• Instruction
Restate the whole listing exactly.

** Begin Dataset **

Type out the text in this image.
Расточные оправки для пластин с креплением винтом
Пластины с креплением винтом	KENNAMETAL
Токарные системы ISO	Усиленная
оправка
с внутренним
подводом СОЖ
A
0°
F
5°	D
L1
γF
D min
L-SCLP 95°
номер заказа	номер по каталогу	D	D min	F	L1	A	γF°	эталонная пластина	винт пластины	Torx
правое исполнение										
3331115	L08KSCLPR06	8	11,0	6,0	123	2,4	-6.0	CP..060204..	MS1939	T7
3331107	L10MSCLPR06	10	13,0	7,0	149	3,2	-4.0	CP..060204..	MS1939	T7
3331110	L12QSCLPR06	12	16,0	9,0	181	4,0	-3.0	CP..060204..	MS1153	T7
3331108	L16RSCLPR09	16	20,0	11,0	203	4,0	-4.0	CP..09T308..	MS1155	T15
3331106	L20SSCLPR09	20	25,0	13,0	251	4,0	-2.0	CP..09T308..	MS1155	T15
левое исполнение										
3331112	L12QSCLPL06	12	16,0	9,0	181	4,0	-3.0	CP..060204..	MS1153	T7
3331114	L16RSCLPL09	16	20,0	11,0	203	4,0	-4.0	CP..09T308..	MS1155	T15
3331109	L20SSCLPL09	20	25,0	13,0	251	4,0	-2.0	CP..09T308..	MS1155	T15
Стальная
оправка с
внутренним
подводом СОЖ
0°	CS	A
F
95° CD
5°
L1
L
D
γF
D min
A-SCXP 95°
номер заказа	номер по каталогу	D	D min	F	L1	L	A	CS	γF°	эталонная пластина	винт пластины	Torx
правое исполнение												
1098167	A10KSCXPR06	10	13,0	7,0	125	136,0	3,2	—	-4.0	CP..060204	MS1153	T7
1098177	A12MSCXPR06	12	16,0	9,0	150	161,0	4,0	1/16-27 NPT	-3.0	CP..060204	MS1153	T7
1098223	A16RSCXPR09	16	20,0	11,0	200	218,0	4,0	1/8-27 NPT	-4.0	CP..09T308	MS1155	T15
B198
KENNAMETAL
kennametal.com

** End Dataset **

• Finished task
Type out the text in this image.
Расточные оправки для пластин с креплением винтом
Пластины с креплением винтом	KENNAMETAL
Токарные системы ISO	Усиленная
оправка
с внутренним
подводом СОЖ
A
0°
F
5°	D
L1
γF
D min
L-SCLP 95°
номер заказа	номер по каталогу	D	D min	F	L1	A	γF°	эталонная пластина	винт пластины	Torx
правое исполнение										
3331115	L08KSCLPR06	8	11,0	6,0	123	2,4	-6.0	CP..060204..	MS1939	T7
3331107	L10MSCLPR06	10	13,0	7,0	149	3,2	-4.0	CP..060204..	MS1939	T7
3331110	L12QSCLPR06	12	16,0	9,0	181	4,0	-3.0	CP..060204..	MS1153	T7
3331108	L16RSCLPR09	16	20,0	11,0	203	4,0	-4.0	CP..09T308..	MS1155	T15
3331106	L20SSCLPR09	20	25,0	13,0	251	4,0	-2.0	CP..09T308..	MS1155	T15
левое исполнение										
3331112	L12QSCLPL06	12	16,0	9,0	181	4,0	-3.0	CP..060204..	MS1153	T7
3331114	L16RSCLPL09	16	20,0	11,0	203	4,0	-4.0	CP..09T308..	MS1155	T15
3331109	L20SSCLPL09	20	25,0	13,0	251	4,0	-2.0	CP..09T308..	MS1155	T15
Стальная
оправка с
внутренним
подводом СОЖ
0°	CS	A
F
95° CD
5°
L1
L
D
γF
D min
A-SCXP 95°
номер заказа	номер по каталогу	D	D min	F	L1	L	A	CS	γF°	эталонная пластина	винт пластины	Torx
правое исполнение												
1098167	A10KSCXPR06	10	13,0	7,0	125	136,0	3,2	—	-4.0	CP..060204	MS1153	T7
1098177	A12MSCXPR06	12	16,0	9,0	150	161,0	4,0	1/16-27 NPT	-3.0	CP..060204	MS1153	T7
1098223	A16RSCXPR09	16	20,0	11,0	200	218,0	4,0	1/8-27 NPT	-4.0	CP..09T308	MS1155	T15
B198
KENNAMETAL
kennametal.com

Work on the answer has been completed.